» **Text block**:
------------------------------------------------
Retail therapy boosts inner city

31st August 2001, 1:00am

Share

Retail therapy boosts inner city

https://www.tes.com/magazine/archive/retail-therapy-boosts-inner-city
Tesco has teamed up with local communities to create jobs in some of the most socially deprived areas. Sue Jones reports

Collaboration between business, public services and the local community is creating 3,000 retail jobs in 10 schemes across the country. And more jobs are likely to be created with the launch of a further 10 schemes next year.

The initial Leeds-based project has changed a leading supermarket’s recruitment policy and spurred on a major regeneration programme.

Leeds City Council wanted to ensure that local unemployed people were not left out of the area’s current boom. And with a Government ban on further development of supermarkets on green field sites, Tesco was looking to older urban areas to expand its operations.

The result was an inner-city regeneration partnership between Tesco, the local authority, the shop workers’ union USDAW and other businesses. The local authority undertook the recruitment and training of local unemployed people and Tesco promised them jobs in the new Continental-style hypermarket it has built in one of the most deprived wards in the country.

Seacroft estate on the outskirts of Leeds, with its boarded-up houses and burnt-out cars, held few attractions to pull in customers to a Tesco Extra hypermarket. And despite pockets of high unemployment, staff of the training and experience Tesco wanted weren’t available either. How could people with few skills or the wrong skills get the jobs on offer?

The partners had to bring their specialist skills together, with Tesco’s job guarantee as the keystone holding the structure in place. The well-established East Leeds family learning centre displayed the new supermarket plans for discussion in a disused shop.

Open days were held to explain what was on offer while the employment service’s database ensured that the news reached the right people. And Tesco guaranteed that anyone who was accepted on the training scheme and completed it would have a job.

But though Tesco believes it can train anyone with the right “people skills” to the necessary retail competences, being customer-orientated needs a positive self-confidence that has often been driven out of those who have been made redundant or are long-term unemployed.

The East Leeds family learning centre had the job of getting these people through their “first impressions” interview with Tesco and into the job with training guarantee. They worked on individual assessments leading to a programme of confidence-building, interviewing, CVs, basic skills and ICT. There were 147 applicants in groups of 12 to 15, all at different stages of progress and aged from 20 to 64.

Funding was painstakingly pulled together from a multitude of sources, including the New Deal, the TEC, the European Social Fund and the Single Regeneration Budget.

Unlike in many training schemes, hardly anyone dropped out. As well as individual weekly reviews supported by Tesco, the family learning centre helped with personal problems such as childcare, benefits and transport. And those who didn’t get through their first impressions interview the first time could have another go. Motivation comes from knowing that once you are accepted, you are guaranteed a job.
------------------------------------------------
» **Data shown**:

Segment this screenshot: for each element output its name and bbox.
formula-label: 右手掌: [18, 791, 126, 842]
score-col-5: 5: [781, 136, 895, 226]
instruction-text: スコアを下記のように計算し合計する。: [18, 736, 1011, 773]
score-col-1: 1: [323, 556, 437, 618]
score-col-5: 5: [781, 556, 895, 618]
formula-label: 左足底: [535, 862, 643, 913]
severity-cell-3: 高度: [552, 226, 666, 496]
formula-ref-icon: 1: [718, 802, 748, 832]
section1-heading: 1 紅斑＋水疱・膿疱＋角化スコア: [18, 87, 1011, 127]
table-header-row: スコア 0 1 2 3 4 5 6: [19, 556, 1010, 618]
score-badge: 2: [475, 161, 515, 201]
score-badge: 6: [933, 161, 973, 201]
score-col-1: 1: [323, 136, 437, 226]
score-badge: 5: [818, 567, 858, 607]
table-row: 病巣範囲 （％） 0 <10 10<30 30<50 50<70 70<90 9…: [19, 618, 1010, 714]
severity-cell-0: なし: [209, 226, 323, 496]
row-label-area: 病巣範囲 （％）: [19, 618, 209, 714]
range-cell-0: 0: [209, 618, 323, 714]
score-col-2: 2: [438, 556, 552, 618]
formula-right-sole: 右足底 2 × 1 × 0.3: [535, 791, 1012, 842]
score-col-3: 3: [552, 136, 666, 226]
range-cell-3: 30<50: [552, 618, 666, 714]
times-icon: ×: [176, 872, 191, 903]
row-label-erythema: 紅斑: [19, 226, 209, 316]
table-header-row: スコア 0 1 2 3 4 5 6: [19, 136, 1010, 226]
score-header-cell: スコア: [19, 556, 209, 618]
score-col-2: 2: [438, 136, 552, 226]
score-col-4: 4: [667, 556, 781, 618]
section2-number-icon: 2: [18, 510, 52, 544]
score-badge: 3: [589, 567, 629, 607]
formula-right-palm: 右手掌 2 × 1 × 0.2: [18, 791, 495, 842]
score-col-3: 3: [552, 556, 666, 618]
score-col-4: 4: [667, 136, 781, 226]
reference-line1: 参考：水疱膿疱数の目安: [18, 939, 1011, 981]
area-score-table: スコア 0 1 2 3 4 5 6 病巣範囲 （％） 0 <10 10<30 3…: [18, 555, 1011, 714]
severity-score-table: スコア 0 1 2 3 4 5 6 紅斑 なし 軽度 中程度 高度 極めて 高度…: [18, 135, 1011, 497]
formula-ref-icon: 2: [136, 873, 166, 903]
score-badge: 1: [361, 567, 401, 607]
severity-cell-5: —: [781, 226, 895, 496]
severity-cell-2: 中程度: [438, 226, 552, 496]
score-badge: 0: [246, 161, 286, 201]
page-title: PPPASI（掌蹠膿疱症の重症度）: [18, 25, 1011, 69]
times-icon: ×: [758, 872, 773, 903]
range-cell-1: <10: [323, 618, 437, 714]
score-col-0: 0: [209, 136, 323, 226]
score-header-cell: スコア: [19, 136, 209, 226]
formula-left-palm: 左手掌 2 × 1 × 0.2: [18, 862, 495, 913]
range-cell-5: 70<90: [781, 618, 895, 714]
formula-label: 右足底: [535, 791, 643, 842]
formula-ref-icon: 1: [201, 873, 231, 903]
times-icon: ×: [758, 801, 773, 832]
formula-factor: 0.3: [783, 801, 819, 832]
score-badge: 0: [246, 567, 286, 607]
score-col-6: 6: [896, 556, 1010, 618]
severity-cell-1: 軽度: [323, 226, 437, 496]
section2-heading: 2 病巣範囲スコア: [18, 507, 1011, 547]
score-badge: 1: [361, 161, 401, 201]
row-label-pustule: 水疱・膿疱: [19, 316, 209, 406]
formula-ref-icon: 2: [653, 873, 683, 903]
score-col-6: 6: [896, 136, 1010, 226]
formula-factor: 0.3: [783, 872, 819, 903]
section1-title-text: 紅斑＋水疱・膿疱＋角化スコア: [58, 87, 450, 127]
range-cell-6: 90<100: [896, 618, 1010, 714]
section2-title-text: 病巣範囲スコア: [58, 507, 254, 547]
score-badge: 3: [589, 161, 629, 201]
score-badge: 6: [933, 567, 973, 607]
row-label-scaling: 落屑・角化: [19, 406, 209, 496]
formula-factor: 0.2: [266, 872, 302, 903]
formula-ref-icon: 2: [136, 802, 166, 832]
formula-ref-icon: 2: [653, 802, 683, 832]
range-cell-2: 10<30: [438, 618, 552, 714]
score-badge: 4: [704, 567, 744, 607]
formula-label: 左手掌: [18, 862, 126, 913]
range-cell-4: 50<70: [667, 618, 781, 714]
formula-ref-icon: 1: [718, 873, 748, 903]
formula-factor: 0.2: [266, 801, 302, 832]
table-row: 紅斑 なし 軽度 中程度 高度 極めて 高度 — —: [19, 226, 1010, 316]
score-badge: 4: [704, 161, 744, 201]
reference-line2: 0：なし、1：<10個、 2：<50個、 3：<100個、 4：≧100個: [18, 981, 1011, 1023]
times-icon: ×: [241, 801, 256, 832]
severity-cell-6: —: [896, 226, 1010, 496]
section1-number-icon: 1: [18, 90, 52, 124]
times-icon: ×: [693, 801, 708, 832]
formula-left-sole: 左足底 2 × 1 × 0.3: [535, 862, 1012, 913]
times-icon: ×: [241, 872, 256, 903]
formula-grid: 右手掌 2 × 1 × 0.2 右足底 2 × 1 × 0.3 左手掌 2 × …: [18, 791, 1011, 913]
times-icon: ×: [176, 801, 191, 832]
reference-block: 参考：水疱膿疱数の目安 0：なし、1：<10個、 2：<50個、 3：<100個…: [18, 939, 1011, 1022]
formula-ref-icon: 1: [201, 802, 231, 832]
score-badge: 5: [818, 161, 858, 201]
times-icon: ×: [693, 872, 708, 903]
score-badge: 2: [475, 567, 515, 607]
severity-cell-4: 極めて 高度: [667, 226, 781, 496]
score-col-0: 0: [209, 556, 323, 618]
------------------------------------------------
» **Required action**:
In the article about Tesco's retail job schemes, how many applicants went through the East Leeds family learning centre's program?

» **Your solution**:
There were 147 applicants.